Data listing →
=-=-=

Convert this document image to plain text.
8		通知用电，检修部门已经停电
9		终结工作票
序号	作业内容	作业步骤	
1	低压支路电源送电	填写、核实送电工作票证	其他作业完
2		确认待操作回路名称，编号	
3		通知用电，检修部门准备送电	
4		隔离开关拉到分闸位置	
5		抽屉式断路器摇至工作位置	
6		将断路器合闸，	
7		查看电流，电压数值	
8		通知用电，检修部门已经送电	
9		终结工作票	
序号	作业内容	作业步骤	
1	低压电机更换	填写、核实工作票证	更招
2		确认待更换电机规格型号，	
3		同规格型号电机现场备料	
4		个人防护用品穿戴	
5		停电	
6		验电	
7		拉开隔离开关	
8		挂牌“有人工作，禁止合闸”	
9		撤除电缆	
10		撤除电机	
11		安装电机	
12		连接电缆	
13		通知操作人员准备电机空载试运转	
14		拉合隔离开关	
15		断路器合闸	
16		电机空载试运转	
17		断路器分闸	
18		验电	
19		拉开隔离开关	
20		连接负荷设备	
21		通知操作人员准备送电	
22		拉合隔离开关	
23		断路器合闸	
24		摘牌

=-=-=

JOB →
Write an exact transcription of every entry above.

OUTPUT BELOW →
Convert this document image to plain text.
8		通知用电，检修部门已经停电
9		终结工作票
序号	作业内容	作业步骤	
1	低压支路电源送电	填写、核实送电工作票证	其他作业完
2		确认待操作回路名称，编号	
3		通知用电，检修部门准备送电	
4		隔离开关拉到分闸位置	
5		抽屉式断路器摇至工作位置	
6		将断路器合闸，	
7		查看电流，电压数值	
8		通知用电，检修部门已经送电	
9		终结工作票	
序号	作业内容	作业步骤	
1	低压电机更换	填写、核实工作票证	更招
2		确认待更换电机规格型号，	
3		同规格型号电机现场备料	
4		个人防护用品穿戴	
5		停电	
6		验电	
7		拉开隔离开关	
8		挂牌“有人工作，禁止合闸”	
9		撤除电缆	
10		撤除电机	
11		安装电机	
12		连接电缆	
13		通知操作人员准备电机空载试运转	
14		拉合隔离开关	
15		断路器合闸	
16		电机空载试运转	
17		断路器分闸	
18		验电	
19		拉开隔离开关	
20		连接负荷设备	
21		通知操作人员准备送电	
22		拉合隔离开关	
23		断路器合闸	
24		摘牌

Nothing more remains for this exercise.